### Given task
Look through the records below and collect all lines that hold the string "misterioso".

Dataset items:
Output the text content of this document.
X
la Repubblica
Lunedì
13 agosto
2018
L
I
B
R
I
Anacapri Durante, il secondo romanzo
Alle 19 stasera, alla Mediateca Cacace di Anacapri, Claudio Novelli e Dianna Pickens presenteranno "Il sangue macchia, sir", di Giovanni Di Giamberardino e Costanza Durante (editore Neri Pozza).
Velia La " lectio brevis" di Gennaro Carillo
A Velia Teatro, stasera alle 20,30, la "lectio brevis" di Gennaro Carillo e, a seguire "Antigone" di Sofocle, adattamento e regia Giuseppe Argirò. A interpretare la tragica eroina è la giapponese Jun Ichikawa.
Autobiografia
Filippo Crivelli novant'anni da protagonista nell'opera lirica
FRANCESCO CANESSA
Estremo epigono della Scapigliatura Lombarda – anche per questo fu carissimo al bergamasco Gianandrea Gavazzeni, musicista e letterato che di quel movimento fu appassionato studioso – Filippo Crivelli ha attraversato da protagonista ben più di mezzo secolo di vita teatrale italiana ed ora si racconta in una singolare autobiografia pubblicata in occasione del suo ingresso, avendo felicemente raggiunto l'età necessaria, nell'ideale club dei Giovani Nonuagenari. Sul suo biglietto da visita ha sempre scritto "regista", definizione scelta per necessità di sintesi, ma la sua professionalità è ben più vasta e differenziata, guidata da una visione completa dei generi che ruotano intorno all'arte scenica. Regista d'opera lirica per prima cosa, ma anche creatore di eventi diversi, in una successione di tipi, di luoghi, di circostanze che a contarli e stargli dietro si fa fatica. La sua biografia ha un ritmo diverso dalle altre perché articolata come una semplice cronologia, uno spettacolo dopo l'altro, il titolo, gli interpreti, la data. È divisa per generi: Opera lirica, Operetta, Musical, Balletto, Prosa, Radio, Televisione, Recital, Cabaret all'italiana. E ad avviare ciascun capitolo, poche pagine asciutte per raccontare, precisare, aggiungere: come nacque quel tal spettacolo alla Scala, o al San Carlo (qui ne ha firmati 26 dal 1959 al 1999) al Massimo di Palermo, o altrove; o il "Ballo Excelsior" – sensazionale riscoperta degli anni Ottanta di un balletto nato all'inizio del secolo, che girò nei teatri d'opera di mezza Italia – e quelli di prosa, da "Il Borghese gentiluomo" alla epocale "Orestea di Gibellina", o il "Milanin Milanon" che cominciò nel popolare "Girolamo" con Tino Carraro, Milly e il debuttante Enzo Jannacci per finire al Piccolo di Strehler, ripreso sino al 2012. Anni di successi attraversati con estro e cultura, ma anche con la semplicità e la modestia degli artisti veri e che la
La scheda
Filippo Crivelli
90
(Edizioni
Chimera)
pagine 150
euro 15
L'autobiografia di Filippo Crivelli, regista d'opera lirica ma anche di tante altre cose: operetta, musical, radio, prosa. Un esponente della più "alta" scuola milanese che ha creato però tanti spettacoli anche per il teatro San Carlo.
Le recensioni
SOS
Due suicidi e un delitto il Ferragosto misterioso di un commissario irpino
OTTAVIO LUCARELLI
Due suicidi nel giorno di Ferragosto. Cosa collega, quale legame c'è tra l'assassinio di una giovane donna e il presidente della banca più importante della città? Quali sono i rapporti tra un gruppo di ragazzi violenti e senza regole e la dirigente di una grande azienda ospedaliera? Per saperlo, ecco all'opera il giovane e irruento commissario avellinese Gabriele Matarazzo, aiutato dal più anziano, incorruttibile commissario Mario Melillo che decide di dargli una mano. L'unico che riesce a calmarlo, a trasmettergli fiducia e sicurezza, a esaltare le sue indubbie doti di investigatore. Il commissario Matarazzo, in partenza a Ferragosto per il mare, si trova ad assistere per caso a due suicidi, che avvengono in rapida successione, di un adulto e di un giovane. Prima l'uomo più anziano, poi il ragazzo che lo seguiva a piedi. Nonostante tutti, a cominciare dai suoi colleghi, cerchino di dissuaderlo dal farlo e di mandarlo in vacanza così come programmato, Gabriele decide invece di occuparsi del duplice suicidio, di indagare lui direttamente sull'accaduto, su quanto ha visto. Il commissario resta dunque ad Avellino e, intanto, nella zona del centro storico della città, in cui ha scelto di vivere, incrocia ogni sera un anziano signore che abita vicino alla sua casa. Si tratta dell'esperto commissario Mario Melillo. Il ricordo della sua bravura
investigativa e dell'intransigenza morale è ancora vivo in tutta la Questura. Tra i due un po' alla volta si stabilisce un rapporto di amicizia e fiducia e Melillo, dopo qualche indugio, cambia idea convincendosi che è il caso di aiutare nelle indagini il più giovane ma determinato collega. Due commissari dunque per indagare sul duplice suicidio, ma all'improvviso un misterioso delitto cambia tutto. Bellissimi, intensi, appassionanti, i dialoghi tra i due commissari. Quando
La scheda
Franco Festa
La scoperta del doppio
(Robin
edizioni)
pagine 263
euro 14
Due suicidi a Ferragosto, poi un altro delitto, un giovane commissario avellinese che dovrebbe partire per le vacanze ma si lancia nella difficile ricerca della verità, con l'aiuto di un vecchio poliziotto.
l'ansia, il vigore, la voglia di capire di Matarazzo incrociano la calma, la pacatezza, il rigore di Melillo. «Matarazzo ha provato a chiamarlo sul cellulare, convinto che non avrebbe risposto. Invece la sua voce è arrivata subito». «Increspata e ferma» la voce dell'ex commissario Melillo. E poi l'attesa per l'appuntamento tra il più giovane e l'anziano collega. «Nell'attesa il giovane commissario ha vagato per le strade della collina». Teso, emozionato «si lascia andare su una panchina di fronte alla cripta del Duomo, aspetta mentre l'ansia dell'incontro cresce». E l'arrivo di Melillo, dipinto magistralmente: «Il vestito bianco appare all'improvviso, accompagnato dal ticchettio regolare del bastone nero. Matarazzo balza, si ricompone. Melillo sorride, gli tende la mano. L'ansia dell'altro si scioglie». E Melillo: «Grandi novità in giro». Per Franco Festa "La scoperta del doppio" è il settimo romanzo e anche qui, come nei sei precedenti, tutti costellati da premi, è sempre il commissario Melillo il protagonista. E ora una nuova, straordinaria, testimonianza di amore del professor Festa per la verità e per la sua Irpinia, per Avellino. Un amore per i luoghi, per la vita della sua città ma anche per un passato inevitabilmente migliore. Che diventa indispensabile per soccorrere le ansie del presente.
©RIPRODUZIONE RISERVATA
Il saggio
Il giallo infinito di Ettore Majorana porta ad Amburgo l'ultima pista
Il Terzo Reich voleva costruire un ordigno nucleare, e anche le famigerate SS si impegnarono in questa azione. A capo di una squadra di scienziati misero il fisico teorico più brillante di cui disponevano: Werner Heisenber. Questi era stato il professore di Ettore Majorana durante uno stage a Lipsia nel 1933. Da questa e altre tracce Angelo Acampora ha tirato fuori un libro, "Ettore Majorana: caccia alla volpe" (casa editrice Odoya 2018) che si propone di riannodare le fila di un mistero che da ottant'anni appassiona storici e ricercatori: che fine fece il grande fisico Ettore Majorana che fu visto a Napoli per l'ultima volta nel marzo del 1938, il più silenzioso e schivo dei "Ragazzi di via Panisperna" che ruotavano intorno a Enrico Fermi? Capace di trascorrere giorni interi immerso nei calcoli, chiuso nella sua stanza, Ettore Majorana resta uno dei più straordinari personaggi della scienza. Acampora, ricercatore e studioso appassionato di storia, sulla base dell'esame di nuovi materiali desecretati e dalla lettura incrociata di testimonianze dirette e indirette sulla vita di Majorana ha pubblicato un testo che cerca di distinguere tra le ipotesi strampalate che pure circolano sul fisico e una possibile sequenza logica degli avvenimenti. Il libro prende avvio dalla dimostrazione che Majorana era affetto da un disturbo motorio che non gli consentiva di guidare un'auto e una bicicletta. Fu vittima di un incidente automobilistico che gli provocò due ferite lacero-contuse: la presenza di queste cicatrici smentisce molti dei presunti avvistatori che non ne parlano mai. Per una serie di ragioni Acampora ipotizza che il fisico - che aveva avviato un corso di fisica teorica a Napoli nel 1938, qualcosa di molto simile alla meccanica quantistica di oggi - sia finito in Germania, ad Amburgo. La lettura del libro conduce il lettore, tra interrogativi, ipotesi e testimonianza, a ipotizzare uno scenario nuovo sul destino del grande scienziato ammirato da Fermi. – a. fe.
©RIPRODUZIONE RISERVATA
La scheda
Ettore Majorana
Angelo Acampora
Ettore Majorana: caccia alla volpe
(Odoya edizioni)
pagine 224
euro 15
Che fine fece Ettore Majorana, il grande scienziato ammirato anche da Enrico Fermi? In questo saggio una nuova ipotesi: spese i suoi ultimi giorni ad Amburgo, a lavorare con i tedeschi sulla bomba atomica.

### Output for this exercise
Due suicidi e un delitto il Ferragosto misterioso di un commissario irpino
investigativa e dell'intransigenza morale è ancora vivo in tutta la Questura. Tra i due un po' alla volta si stabilisce un rapporto di amicizia e fiducia e Melillo, dopo qualche indugio, cambia idea convincendosi che è il caso di aiutare nelle indagini il più giovane ma determinato collega. Due commissari dunque per indagare sul duplice suicidio, ma all'improvviso un misterioso delitto cambia tutto. Bellissimi, intensi, appassionanti, i dialoghi tra i due commissari. Quando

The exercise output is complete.